BEGIN
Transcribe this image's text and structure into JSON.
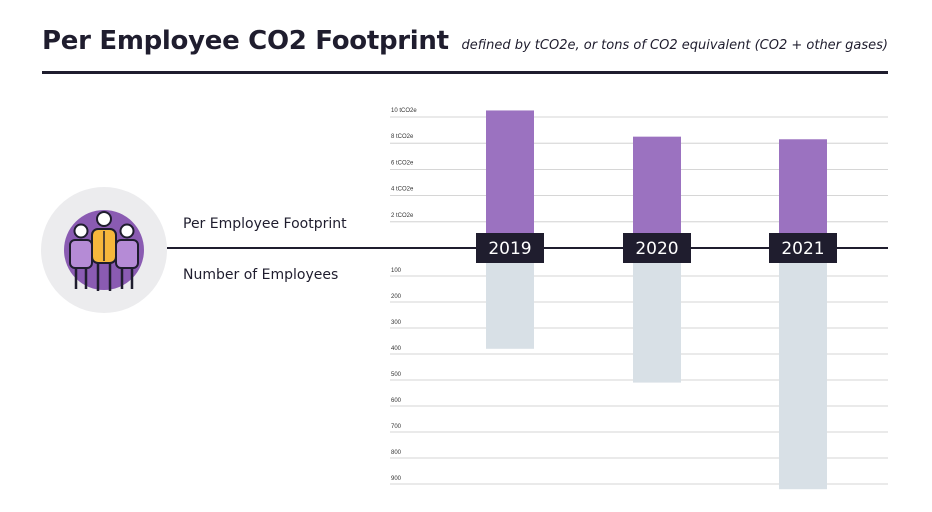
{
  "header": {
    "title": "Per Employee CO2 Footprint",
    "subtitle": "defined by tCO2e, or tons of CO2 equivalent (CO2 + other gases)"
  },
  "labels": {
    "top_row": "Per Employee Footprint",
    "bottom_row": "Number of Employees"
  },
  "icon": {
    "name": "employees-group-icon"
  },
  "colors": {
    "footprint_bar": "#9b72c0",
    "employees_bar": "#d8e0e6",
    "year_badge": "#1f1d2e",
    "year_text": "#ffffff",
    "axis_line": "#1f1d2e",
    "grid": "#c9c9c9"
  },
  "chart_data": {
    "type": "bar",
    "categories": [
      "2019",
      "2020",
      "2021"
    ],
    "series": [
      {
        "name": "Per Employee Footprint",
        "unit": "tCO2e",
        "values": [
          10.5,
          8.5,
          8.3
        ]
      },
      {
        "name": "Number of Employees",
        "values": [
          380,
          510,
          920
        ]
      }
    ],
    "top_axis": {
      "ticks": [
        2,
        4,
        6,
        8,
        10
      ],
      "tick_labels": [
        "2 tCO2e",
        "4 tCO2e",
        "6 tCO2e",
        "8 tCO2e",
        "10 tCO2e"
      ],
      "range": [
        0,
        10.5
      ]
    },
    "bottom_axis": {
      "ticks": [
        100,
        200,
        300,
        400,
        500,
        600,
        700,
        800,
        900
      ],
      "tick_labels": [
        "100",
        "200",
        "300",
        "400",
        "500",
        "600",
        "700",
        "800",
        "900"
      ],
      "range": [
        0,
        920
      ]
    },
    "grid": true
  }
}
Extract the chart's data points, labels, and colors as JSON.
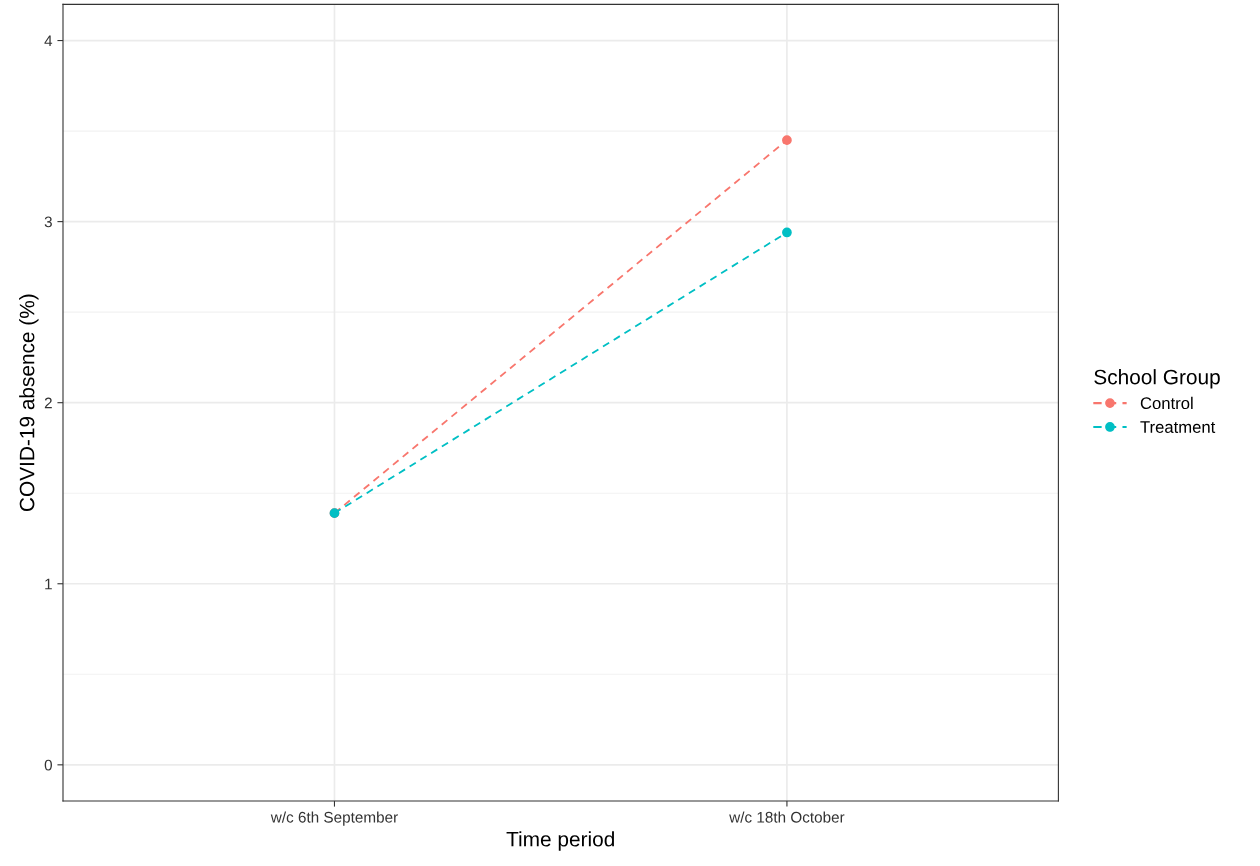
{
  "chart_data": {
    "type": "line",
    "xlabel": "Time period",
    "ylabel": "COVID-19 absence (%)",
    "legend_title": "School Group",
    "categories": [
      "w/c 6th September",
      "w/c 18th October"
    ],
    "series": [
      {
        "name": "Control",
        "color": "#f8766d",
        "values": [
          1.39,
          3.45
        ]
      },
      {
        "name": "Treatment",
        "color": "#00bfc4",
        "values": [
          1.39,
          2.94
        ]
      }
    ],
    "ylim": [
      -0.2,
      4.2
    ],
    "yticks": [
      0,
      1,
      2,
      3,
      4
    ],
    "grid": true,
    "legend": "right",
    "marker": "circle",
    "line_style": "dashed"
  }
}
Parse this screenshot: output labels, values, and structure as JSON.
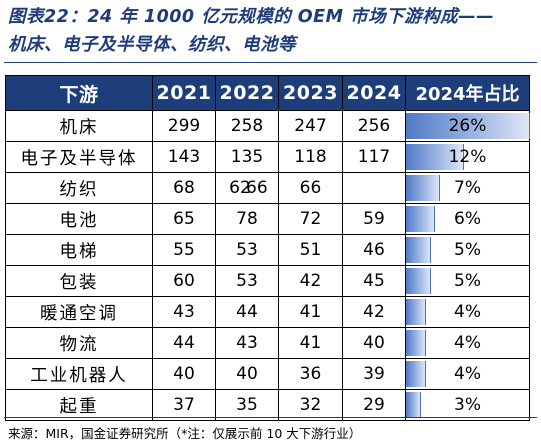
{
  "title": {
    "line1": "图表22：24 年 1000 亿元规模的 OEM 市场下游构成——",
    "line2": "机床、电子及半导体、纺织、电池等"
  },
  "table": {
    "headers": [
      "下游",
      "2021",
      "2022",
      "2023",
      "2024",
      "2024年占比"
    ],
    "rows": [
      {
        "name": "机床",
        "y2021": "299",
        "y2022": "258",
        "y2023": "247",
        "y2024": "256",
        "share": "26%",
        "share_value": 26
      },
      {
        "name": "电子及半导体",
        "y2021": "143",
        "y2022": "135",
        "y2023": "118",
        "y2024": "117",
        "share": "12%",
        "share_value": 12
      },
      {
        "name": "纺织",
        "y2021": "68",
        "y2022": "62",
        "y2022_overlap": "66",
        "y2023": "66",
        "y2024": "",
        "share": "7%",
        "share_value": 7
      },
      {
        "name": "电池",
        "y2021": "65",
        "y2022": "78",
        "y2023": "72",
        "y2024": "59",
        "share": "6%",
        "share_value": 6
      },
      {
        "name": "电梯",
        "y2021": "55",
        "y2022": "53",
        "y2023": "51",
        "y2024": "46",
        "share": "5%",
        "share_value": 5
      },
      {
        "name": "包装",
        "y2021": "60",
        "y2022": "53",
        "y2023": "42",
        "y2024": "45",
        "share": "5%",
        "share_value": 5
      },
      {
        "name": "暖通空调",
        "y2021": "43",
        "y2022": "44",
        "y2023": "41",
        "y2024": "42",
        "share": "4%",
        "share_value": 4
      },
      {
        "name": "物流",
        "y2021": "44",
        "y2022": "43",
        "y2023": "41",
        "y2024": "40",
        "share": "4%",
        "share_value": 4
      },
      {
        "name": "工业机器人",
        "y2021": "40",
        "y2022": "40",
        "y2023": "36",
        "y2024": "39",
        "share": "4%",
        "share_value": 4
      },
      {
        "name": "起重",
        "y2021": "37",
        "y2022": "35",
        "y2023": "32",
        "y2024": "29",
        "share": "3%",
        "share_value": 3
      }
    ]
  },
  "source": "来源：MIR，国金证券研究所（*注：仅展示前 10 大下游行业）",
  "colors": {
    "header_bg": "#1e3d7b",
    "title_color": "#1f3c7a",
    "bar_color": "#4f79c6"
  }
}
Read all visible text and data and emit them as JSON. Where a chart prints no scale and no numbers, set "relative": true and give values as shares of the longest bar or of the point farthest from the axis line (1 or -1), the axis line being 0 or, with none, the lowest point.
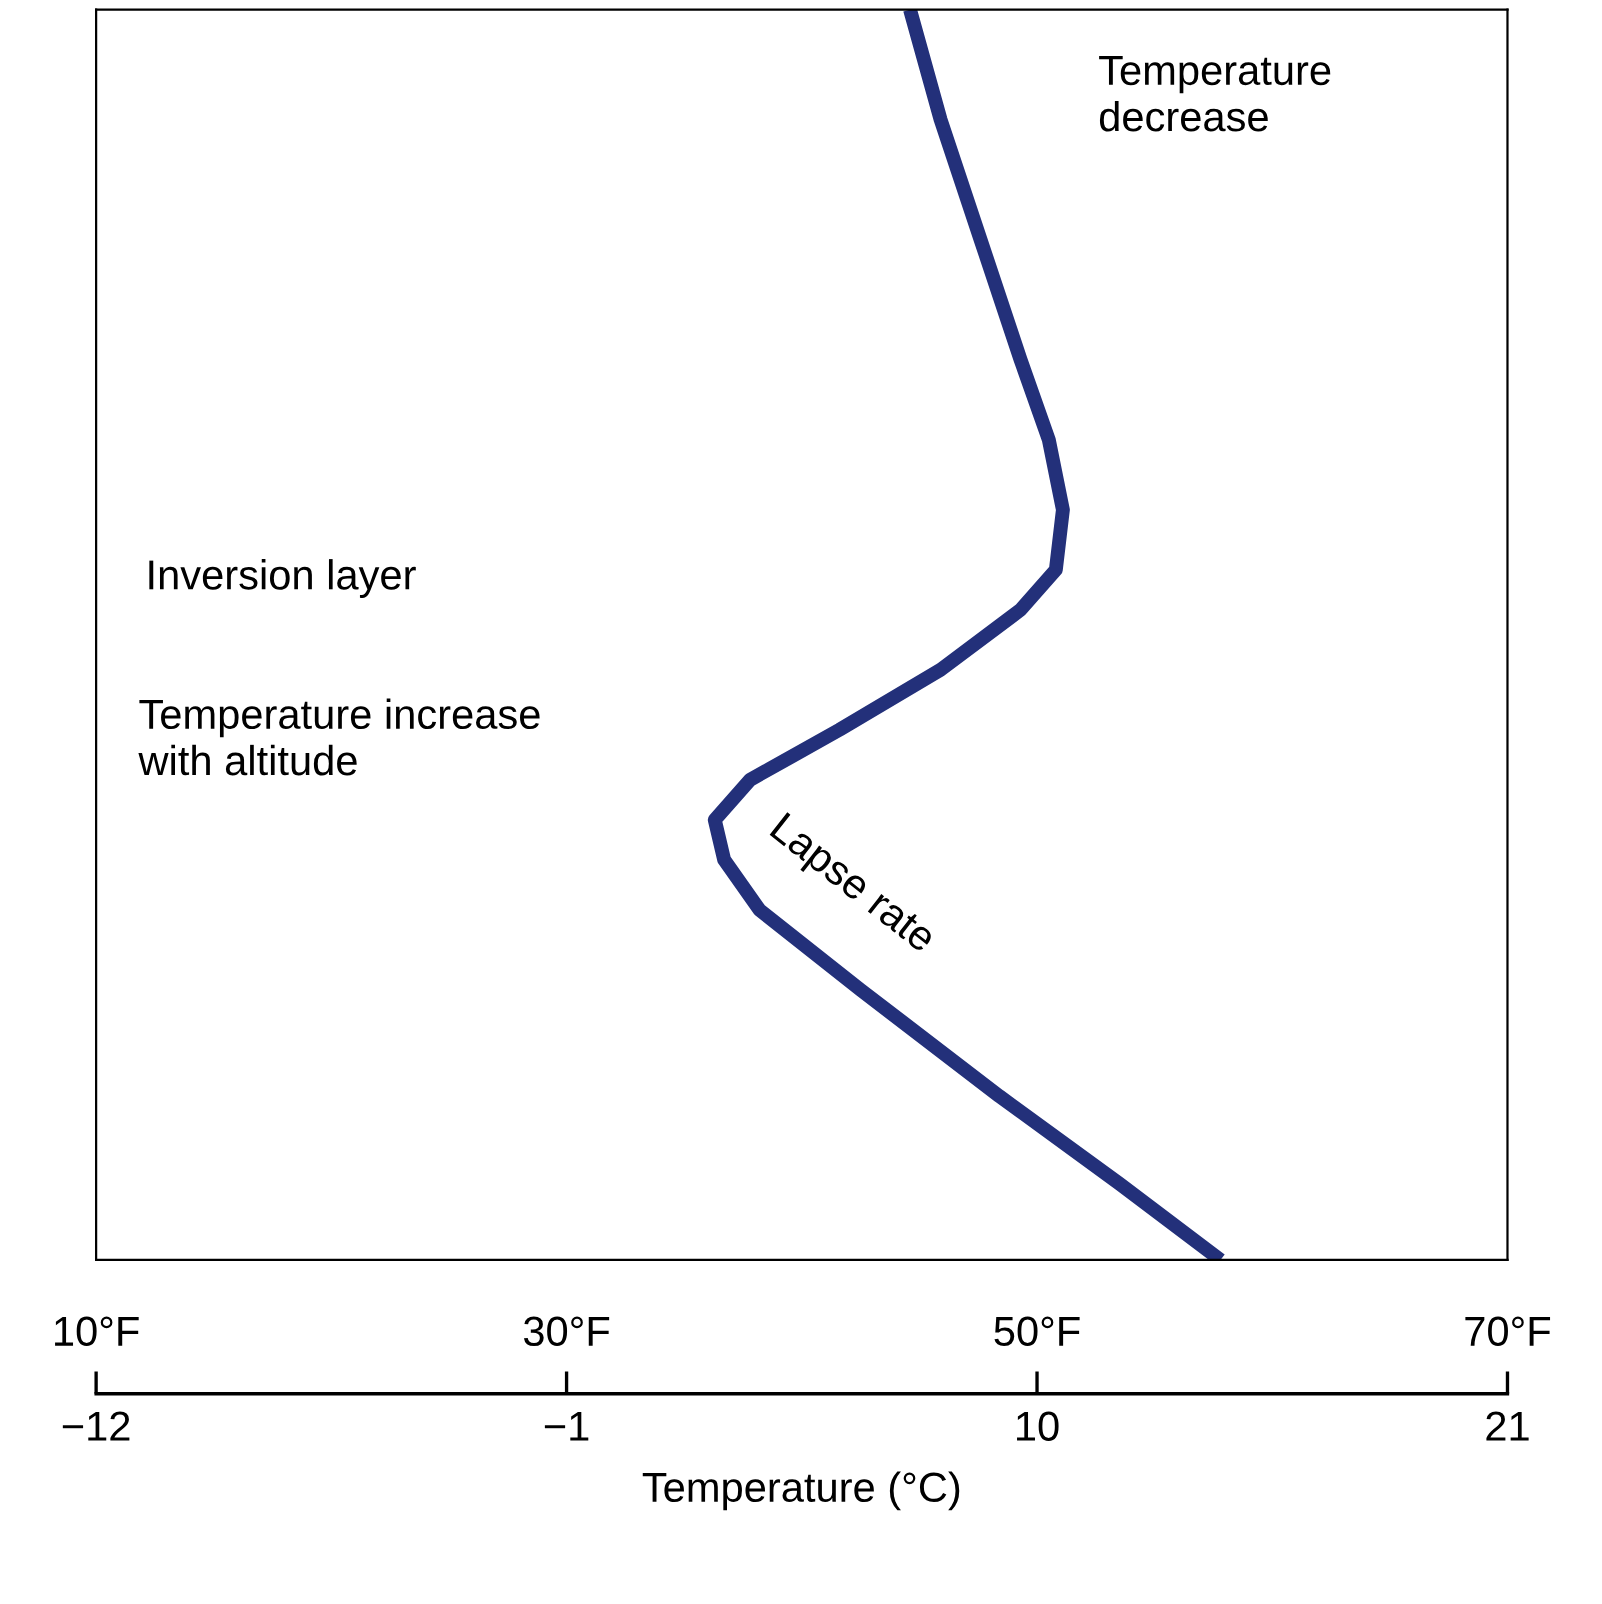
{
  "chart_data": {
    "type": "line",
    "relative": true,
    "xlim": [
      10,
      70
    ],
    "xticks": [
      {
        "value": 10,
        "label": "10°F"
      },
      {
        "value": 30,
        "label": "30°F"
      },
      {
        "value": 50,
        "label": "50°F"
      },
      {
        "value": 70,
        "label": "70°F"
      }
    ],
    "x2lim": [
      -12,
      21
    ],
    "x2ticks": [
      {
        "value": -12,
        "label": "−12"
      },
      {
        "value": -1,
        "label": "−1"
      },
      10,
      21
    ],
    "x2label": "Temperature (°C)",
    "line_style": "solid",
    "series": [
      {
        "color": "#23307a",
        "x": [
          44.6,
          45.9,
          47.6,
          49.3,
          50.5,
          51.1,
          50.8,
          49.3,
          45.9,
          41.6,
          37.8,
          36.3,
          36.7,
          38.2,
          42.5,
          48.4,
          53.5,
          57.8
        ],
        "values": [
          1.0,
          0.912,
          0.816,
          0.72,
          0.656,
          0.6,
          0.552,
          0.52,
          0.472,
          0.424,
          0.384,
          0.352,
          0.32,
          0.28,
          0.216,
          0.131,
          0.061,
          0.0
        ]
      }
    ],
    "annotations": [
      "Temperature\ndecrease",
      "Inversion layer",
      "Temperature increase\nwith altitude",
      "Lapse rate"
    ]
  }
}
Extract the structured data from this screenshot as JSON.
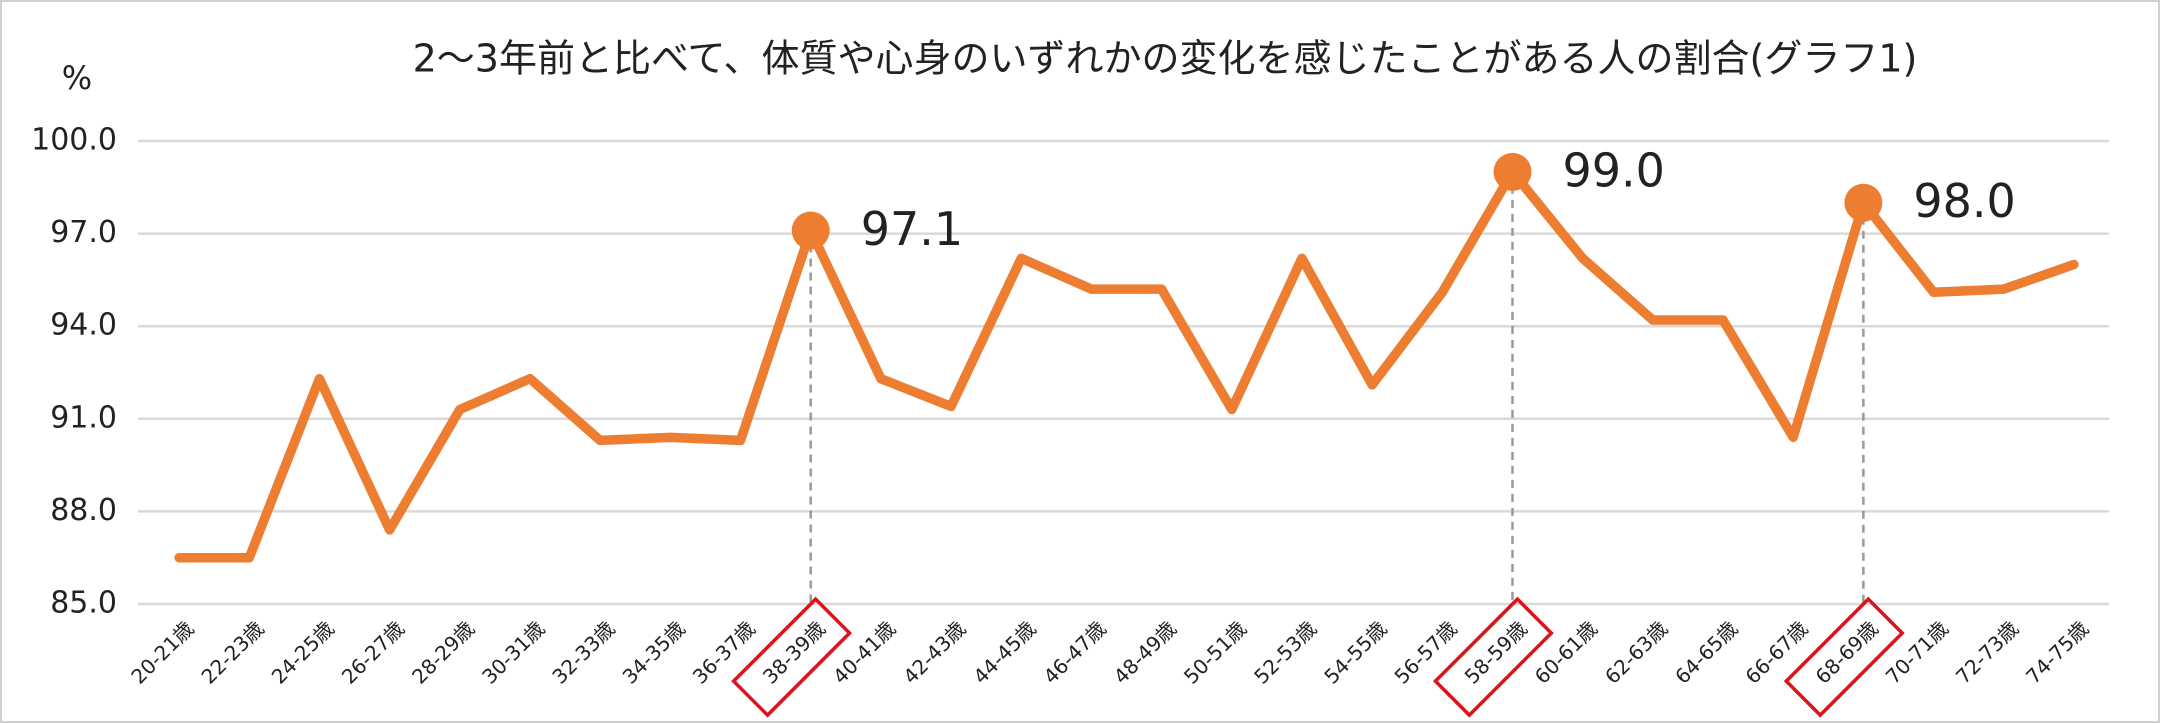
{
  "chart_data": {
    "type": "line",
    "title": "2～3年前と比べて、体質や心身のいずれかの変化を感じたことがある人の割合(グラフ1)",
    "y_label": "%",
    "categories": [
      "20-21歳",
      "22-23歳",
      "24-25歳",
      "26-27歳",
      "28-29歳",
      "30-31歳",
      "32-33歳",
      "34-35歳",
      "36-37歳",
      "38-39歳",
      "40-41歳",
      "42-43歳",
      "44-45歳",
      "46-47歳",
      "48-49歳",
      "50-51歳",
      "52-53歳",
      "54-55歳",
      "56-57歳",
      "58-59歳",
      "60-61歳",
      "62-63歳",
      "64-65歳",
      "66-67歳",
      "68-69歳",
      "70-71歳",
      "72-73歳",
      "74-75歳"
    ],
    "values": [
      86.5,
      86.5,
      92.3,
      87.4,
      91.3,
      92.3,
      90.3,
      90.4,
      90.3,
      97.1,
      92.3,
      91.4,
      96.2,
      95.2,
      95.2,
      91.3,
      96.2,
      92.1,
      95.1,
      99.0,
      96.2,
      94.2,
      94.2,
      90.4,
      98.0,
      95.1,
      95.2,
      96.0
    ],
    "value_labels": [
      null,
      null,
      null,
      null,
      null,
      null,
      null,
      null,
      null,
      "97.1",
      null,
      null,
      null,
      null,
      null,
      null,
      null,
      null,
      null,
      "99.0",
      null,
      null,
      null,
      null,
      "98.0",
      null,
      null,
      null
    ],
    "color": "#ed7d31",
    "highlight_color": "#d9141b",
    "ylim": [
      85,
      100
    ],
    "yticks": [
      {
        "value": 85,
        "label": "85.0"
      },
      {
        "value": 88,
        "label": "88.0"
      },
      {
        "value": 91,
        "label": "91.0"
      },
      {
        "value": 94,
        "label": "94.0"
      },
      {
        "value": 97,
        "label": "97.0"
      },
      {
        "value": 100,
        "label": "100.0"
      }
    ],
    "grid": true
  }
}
END
In the listing above, count each line that holds the string "screenshot". Give the number only.

* _Exercise result_
2